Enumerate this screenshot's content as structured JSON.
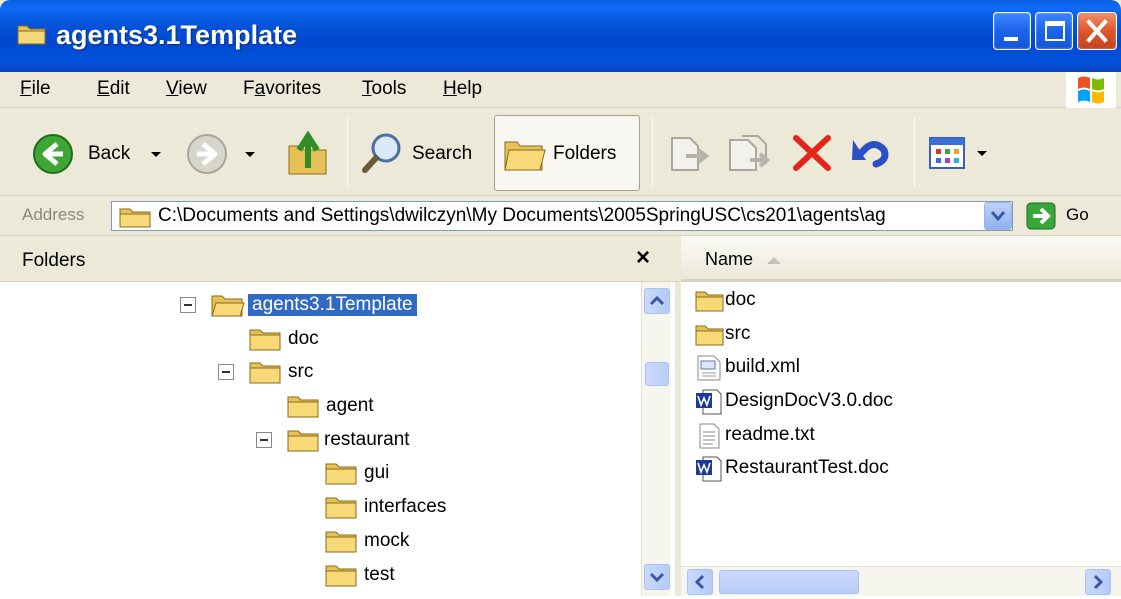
{
  "window": {
    "title": "agents3.1Template"
  },
  "menu": [
    {
      "label": "File",
      "accel": "F",
      "rest": "ile"
    },
    {
      "label": "Edit",
      "accel": "E",
      "rest": "dit"
    },
    {
      "label": "View",
      "accel": "V",
      "rest": "iew"
    },
    {
      "label": "Favorites",
      "pre": "F",
      "accel": "a",
      "rest": "vorites"
    },
    {
      "label": "Tools",
      "accel": "T",
      "rest": "ools"
    },
    {
      "label": "Help",
      "accel": "H",
      "rest": "elp"
    }
  ],
  "toolbar": {
    "back_label": "Back",
    "search_label": "Search",
    "folders_label": "Folders"
  },
  "address": {
    "label": "Address",
    "value": "C:\\Documents and Settings\\dwilczyn\\My Documents\\2005SpringUSC\\cs201\\agents\\ag",
    "go_label": "Go"
  },
  "folders_pane": {
    "title": "Folders",
    "close_glyph": "×",
    "tree": [
      {
        "label": "agents3.1Template",
        "selected": true,
        "expanded": true
      },
      {
        "label": "doc"
      },
      {
        "label": "src",
        "expanded": true
      },
      {
        "label": "agent"
      },
      {
        "label": "restaurant",
        "expanded": true
      },
      {
        "label": "gui"
      },
      {
        "label": "interfaces"
      },
      {
        "label": "mock"
      },
      {
        "label": "test"
      }
    ]
  },
  "files_pane": {
    "column_name": "Name",
    "files": [
      {
        "name": "doc",
        "icon": "folder-icon"
      },
      {
        "name": "src",
        "icon": "folder-icon"
      },
      {
        "name": "build.xml",
        "icon": "xml-file-icon"
      },
      {
        "name": "DesignDocV3.0.doc",
        "icon": "word-doc-icon"
      },
      {
        "name": "readme.txt",
        "icon": "text-file-icon"
      },
      {
        "name": "RestaurantTest.doc",
        "icon": "word-doc-icon"
      }
    ]
  },
  "colors": {
    "titlebar": "#0553d9",
    "selection": "#316ac5",
    "chrome": "#ece9d8"
  }
}
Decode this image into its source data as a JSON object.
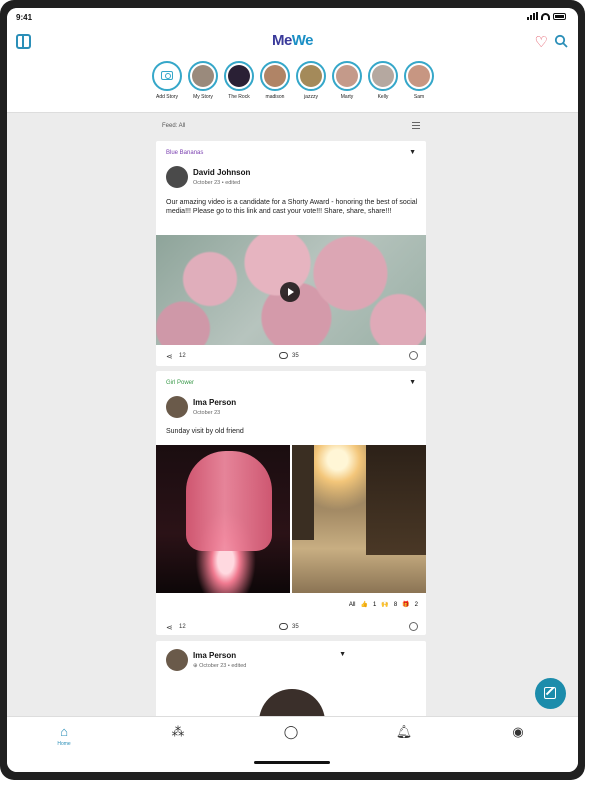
_ _ _ _ _
__The exercise__
Transcribe all the data word for word; the images stay out.

__Output of the task__
Enumerate this screenshot's content as structured JSON.
{
  "window": {
    "title": "agents3.1Template"
  },
  "menu": [
    {
      "label": "File",
      "accel": "F",
      "rest": "ile"
    },
    {
      "label": "Edit",
      "accel": "E",
      "rest": "dit"
    },
    {
      "label": "View",
      "accel": "V",
      "rest": "iew"
    },
    {
      "label": "Favorites",
      "pre": "F",
      "accel": "a",
      "rest": "vorites"
    },
    {
      "label": "Tools",
      "accel": "T",
      "rest": "ools"
    },
    {
      "label": "Help",
      "accel": "H",
      "rest": "elp"
    }
  ],
  "toolbar": {
    "back_label": "Back",
    "search_label": "Search",
    "folders_label": "Folders"
  },
  "address": {
    "label": "Address",
    "value": "C:\\Documents and Settings\\dwilczyn\\My Documents\\2005SpringUSC\\cs201\\agents\\ag",
    "go_label": "Go"
  },
  "folders_pane": {
    "title": "Folders",
    "close_glyph": "×",
    "tree": [
      {
        "label": "agents3.1Template",
        "selected": true,
        "expanded": true
      },
      {
        "label": "doc"
      },
      {
        "label": "src",
        "expanded": true
      },
      {
        "label": "agent"
      },
      {
        "label": "restaurant",
        "expanded": true
      },
      {
        "label": "gui"
      },
      {
        "label": "interfaces"
      },
      {
        "label": "mock"
      },
      {
        "label": "test"
      }
    ]
  },
  "files_pane": {
    "column_name": "Name",
    "files": [
      {
        "name": "doc",
        "icon": "folder-icon"
      },
      {
        "name": "src",
        "icon": "folder-icon"
      },
      {
        "name": "build.xml",
        "icon": "xml-file-icon"
      },
      {
        "name": "DesignDocV3.0.doc",
        "icon": "word-doc-icon"
      },
      {
        "name": "readme.txt",
        "icon": "text-file-icon"
      },
      {
        "name": "RestaurantTest.doc",
        "icon": "word-doc-icon"
      }
    ]
  },
  "colors": {
    "titlebar": "#0553d9",
    "selection": "#316ac5",
    "chrome": "#ece9d8"
  }
}
Decode this image into its source data as a JSON object.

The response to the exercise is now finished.